— Task objective —
Would you pull out every line of the material that contains the string "qilish"?

— Data section —
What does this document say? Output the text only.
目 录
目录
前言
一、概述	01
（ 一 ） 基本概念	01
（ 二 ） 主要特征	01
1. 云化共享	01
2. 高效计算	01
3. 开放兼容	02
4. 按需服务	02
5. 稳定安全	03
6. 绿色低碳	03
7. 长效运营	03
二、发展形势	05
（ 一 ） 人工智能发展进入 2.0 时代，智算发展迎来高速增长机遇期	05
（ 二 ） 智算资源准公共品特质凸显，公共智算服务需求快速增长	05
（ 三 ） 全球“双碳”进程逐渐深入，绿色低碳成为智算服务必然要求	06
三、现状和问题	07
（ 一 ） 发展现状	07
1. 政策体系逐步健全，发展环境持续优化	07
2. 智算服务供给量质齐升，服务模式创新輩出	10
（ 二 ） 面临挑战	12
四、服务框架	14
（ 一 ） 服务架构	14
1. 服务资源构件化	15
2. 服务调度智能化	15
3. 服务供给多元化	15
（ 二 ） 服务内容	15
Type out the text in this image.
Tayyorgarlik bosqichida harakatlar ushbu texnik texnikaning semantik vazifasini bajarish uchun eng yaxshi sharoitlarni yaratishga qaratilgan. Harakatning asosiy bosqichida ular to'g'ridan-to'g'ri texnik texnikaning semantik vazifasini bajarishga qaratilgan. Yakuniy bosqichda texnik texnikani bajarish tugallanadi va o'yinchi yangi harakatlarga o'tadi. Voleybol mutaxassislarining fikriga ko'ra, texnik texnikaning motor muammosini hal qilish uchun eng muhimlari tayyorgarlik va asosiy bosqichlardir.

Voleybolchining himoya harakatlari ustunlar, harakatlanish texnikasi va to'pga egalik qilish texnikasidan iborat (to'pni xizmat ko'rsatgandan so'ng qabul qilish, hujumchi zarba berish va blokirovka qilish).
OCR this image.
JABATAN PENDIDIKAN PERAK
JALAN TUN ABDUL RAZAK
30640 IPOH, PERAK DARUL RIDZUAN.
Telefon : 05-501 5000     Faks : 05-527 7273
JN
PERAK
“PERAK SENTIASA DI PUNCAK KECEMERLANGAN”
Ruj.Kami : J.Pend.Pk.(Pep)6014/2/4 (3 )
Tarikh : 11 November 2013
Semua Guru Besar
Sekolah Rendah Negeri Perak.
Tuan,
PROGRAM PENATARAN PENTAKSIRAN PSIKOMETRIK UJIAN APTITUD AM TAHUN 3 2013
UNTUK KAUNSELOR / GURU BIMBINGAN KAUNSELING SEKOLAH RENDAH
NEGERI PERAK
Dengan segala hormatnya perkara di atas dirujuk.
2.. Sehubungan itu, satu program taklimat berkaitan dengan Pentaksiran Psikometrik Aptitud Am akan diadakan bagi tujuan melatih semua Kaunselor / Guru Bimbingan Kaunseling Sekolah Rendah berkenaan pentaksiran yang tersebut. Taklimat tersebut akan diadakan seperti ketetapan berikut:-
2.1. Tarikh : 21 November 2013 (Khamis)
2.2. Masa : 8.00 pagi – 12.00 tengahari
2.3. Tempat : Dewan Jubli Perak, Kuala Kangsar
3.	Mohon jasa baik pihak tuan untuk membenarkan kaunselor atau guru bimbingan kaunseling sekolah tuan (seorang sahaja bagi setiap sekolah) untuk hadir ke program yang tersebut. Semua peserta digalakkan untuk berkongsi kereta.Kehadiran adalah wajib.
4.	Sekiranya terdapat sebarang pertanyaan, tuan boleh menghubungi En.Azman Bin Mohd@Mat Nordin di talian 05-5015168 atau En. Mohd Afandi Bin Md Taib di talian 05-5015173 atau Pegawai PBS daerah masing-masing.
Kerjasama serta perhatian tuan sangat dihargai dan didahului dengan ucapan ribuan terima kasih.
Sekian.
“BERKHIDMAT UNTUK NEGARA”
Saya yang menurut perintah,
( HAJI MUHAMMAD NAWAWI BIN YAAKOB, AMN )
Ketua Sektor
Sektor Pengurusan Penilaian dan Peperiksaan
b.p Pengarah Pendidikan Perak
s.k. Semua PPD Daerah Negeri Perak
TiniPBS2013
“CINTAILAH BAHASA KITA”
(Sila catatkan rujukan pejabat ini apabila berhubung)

— Expected output —
Tayyorgarlik bosqichida harakatlar ushbu texnik texnikaning semantik vazifasini bajarish uchun eng yaxshi sharoitlarni yaratishga qaratilgan. Harakatning asosiy bosqichida ular to'g'ridan-to'g'ri texnik texnikaning semantik vazifasini bajarishga qaratilgan. Yakuniy bosqichda texnik texnikani bajarish tugallanadi va o'yinchi yangi harakatlarga o'tadi. Voleybol mutaxassislarining fikriga ko'ra, texnik texnikaning motor muammosini hal qilish uchun eng muhimlari tayyorgarlik va asosiy bosqichlardir.
Voleybolchining himoya harakatlari ustunlar, harakatlanish texnikasi va to'pga egalik qilish texnikasidan iborat (to'pni xizmat ko'rsatgandan so'ng qabul qilish, hujumchi zarba berish va blokirovka qilish).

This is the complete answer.